Copy out each line that has "ylabel" in it.

(Source data)
###

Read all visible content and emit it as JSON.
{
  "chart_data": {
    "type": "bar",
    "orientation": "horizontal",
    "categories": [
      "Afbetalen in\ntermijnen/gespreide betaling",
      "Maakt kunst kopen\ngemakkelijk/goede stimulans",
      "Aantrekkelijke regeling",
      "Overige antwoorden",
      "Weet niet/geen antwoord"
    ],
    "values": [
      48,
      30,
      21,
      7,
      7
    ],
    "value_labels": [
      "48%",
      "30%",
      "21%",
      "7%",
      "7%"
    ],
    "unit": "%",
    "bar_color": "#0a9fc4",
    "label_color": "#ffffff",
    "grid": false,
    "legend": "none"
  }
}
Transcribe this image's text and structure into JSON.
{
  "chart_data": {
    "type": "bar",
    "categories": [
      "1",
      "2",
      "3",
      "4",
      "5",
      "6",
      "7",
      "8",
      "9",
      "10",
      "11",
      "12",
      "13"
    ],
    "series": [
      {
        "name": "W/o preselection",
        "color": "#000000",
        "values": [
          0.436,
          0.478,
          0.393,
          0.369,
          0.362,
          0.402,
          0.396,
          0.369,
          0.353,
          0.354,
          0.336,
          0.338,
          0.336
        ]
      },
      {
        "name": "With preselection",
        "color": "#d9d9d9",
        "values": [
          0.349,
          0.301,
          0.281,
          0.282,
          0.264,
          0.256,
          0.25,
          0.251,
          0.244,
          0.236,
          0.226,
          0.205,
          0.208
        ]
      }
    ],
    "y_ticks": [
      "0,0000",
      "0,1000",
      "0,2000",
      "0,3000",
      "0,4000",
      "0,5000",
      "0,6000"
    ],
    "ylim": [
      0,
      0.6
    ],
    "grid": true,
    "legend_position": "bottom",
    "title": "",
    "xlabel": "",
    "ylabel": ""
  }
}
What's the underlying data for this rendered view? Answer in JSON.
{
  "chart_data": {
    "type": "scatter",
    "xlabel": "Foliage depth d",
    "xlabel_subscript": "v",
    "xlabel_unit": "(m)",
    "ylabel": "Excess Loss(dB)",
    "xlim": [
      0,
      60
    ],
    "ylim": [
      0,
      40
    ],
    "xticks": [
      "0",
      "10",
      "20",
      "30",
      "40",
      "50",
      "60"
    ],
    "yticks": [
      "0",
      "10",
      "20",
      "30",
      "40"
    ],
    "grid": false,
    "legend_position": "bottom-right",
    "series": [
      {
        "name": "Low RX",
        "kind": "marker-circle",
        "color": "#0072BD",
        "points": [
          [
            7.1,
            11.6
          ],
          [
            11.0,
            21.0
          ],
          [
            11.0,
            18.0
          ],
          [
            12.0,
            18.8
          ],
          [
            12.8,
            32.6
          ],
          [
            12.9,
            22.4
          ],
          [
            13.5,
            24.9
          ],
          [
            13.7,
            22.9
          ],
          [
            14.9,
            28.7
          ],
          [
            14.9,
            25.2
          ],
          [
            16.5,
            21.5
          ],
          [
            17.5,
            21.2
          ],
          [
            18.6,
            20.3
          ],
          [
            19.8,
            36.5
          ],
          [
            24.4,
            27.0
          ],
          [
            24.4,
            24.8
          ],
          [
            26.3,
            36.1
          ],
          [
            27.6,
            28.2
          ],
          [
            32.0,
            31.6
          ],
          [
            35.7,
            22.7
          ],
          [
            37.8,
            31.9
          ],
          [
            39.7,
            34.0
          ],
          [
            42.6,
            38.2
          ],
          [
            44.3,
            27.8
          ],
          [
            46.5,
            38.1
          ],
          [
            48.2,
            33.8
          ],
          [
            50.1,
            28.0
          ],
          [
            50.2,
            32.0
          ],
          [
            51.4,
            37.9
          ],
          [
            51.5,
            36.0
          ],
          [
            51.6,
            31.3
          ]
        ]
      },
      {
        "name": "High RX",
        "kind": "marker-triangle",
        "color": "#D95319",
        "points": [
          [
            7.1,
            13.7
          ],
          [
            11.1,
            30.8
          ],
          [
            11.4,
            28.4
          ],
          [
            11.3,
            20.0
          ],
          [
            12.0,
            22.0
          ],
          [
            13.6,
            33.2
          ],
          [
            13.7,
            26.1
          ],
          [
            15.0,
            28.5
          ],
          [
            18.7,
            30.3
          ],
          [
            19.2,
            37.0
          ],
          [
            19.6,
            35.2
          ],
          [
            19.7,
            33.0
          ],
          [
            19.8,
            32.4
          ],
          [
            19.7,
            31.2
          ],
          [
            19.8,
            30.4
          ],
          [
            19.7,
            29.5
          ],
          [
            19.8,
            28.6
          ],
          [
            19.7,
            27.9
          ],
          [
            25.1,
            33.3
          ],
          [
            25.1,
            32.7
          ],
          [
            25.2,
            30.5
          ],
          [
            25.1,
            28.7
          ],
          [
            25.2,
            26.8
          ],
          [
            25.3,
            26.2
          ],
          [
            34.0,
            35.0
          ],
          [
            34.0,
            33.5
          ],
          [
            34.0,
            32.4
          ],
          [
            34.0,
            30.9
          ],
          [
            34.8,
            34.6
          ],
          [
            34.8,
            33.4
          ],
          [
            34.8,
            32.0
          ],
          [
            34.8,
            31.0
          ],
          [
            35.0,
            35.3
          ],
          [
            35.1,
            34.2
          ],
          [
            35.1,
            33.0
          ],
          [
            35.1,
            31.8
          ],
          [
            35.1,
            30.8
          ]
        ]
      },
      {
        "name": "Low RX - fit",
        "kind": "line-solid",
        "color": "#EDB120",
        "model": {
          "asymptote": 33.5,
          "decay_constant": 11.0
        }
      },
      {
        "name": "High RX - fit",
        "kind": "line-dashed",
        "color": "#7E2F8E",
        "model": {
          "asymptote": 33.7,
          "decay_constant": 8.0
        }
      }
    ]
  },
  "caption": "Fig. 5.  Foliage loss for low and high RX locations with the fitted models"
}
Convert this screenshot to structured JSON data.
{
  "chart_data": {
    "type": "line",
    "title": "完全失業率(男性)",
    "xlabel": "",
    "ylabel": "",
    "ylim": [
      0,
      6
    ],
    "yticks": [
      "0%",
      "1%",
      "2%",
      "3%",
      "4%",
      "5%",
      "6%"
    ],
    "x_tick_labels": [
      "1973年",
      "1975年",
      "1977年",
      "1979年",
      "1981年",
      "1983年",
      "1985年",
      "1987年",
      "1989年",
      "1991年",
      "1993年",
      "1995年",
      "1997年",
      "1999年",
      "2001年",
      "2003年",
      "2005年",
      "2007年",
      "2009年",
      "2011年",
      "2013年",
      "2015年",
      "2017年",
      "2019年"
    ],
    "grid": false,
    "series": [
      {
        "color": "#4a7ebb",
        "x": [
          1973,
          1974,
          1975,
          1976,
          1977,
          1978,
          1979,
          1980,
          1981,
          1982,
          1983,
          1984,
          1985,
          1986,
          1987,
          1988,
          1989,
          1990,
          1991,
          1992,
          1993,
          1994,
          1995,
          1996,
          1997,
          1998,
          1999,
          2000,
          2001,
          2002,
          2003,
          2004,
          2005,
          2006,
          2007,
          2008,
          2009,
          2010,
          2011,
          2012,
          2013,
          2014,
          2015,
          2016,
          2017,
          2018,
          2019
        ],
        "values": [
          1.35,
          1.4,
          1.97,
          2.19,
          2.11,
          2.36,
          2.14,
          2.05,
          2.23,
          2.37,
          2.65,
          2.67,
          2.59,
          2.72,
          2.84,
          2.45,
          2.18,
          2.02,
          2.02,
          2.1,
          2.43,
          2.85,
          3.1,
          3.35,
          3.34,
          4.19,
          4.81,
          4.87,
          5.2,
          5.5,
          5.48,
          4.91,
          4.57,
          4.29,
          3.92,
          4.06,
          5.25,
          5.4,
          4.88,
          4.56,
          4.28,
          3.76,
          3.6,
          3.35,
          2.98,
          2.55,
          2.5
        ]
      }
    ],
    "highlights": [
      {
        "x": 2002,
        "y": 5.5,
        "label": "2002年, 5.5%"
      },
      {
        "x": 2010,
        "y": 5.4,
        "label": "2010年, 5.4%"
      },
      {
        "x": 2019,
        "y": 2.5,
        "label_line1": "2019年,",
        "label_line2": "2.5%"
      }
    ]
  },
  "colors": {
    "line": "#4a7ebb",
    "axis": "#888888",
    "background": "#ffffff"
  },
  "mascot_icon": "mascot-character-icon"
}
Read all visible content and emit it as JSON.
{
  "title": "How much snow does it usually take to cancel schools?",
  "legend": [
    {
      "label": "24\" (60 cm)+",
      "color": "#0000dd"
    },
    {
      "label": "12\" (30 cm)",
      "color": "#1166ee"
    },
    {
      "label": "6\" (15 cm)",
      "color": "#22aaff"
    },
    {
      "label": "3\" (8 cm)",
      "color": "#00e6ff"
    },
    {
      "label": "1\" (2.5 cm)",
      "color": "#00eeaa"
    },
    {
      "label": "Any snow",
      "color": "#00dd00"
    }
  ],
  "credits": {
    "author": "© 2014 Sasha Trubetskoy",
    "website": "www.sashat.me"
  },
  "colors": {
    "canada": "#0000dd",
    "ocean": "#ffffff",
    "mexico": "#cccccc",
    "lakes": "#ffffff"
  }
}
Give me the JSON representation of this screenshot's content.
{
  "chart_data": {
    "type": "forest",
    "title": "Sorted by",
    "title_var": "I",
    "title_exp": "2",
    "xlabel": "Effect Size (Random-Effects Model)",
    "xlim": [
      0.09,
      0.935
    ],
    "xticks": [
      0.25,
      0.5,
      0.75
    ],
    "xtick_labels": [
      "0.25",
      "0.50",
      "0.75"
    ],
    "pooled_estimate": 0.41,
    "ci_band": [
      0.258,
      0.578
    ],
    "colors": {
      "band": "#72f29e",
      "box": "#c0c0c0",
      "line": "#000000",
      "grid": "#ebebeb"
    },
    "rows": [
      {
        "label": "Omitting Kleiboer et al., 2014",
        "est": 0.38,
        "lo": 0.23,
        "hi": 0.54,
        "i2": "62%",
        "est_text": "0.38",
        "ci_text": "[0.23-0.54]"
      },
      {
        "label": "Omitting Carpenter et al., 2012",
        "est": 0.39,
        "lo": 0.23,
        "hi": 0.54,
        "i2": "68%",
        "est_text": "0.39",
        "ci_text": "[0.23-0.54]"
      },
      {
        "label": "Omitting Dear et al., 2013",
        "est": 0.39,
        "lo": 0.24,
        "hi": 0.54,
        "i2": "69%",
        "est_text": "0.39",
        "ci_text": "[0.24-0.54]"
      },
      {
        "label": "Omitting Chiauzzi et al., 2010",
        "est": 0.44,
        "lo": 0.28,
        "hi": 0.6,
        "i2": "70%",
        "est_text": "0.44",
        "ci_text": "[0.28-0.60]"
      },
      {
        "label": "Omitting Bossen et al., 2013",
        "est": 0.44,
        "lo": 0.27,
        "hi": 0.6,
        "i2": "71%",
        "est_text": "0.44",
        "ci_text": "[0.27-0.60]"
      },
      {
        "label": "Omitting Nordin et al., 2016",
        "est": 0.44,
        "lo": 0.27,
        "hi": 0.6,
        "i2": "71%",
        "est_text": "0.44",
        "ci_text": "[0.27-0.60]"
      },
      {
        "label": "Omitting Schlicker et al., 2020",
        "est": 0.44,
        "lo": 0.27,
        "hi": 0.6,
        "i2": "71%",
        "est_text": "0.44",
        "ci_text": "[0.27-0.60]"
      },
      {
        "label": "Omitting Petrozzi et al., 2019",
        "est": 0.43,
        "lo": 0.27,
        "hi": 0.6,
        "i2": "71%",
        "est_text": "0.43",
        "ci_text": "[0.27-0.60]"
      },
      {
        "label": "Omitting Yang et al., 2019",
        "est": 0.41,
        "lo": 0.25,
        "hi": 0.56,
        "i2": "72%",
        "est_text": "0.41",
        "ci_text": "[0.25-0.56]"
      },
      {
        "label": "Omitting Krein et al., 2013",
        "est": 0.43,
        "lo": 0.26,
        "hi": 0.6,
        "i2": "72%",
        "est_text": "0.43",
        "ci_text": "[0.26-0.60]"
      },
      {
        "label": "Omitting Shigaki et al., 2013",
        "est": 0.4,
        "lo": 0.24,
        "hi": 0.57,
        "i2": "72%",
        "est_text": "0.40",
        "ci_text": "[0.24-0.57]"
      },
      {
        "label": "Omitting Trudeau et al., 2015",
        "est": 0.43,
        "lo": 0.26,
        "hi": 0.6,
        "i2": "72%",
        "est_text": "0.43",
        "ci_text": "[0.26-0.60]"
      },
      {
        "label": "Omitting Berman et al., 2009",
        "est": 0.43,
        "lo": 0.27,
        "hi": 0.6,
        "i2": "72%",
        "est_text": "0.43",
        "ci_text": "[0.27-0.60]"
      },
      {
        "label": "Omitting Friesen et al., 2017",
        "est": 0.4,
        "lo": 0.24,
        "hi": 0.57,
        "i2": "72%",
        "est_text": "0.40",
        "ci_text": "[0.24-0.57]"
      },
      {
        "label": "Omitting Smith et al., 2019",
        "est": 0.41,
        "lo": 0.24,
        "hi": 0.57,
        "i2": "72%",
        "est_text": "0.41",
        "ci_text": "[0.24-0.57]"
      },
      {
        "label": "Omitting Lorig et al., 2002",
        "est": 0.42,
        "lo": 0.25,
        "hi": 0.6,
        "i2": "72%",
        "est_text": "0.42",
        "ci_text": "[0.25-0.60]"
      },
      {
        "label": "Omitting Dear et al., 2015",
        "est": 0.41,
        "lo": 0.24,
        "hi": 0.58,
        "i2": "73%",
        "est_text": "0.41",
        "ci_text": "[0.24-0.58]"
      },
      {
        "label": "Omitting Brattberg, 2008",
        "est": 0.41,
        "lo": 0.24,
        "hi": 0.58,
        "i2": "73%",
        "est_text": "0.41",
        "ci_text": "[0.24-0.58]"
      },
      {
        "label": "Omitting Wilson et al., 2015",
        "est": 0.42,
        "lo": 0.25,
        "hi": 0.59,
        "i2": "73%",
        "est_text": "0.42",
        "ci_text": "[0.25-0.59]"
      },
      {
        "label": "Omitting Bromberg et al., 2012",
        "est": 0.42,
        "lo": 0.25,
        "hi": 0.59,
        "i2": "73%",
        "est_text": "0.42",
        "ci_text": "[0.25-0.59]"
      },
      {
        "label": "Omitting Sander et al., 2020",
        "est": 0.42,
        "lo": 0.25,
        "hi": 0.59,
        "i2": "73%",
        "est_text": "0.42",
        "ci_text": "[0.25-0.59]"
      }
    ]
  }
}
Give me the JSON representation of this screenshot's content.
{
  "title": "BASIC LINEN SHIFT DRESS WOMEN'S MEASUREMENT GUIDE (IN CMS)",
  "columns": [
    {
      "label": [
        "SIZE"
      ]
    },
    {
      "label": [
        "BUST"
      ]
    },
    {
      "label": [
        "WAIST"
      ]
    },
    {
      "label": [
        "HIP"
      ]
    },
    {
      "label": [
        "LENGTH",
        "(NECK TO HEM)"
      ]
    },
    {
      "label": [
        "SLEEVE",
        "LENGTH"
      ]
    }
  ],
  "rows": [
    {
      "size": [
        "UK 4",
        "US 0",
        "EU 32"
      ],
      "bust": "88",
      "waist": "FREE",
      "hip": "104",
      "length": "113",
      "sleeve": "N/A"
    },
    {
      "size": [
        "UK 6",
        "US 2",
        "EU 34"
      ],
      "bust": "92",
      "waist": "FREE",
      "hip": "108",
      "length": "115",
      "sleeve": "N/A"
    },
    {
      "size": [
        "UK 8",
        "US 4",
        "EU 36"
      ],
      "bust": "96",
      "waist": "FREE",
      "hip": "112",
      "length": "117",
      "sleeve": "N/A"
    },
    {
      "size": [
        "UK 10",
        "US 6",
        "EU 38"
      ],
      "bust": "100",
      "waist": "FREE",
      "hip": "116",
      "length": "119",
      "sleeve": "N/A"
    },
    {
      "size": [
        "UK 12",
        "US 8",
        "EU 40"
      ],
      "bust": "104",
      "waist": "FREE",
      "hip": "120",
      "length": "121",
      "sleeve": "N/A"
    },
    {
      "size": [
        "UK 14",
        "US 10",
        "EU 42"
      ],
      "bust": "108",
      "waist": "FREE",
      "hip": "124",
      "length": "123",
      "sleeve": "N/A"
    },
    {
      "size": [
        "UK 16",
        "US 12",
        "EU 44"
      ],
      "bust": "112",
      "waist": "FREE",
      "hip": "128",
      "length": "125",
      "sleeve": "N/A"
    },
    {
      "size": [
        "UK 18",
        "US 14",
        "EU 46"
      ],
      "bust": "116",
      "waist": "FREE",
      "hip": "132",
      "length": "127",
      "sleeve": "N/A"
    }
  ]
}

###

» SOLUTION FOR THIS EXERCISE
    "ylabel": ""
    "ylabel": "Excess Loss(dB)",
    "ylabel": "",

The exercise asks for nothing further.